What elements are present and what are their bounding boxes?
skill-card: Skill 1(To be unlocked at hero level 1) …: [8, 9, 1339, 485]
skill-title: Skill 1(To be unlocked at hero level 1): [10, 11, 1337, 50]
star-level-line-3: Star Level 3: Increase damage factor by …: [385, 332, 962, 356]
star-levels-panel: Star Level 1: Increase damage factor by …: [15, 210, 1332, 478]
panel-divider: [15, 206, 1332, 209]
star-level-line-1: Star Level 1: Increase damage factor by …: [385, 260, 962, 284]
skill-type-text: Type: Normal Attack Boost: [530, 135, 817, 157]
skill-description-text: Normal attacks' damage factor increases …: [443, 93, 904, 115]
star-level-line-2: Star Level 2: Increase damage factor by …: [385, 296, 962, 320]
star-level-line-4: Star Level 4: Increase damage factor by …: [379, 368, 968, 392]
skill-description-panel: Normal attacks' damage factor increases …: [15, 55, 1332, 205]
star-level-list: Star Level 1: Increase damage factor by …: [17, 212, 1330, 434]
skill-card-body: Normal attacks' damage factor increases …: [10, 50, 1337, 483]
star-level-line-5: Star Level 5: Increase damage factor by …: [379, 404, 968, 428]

◆ **WHAT IS NEEDED**
Rewrite the whole listing above, changing every "damage factor" to "damage multiplier" and leaving everything else as it is.

◆ **FINAL RESULT**
What elements are present and what are their bounding boxes?
skill-card: Skill 1(To be unlocked at hero level 1) …: [8, 9, 1339, 485]
skill-title: Skill 1(To be unlocked at hero level 1): [10, 11, 1337, 50]
star-level-line-3: Star Level 3: Increase damage multiplier by …: [385, 332, 962, 356]
star-levels-panel: Star Level 1: Increase damage multiplier by …: [15, 210, 1332, 478]
panel-divider: [15, 206, 1332, 209]
star-level-line-1: Star Level 1: Increase damage multiplier by …: [385, 260, 962, 284]
skill-type-text: Type: Normal Attack Boost: [530, 135, 817, 157]
skill-description-text: Normal attacks' damage multiplier increases …: [443, 93, 904, 115]
star-level-line-2: Star Level 2: Increase damage multiplier by …: [385, 296, 962, 320]
star-level-line-4: Star Level 4: Increase damage multiplier by …: [379, 368, 968, 392]
skill-description-panel: Normal attacks' damage multiplier increases …: [15, 55, 1332, 205]
star-level-list: Star Level 1: Increase damage multiplier by …: [17, 212, 1330, 434]
skill-card-body: Normal attacks' damage multiplier increases …: [10, 50, 1337, 483]
star-level-line-5: Star Level 5: Increase damage multiplier by …: [379, 404, 968, 428]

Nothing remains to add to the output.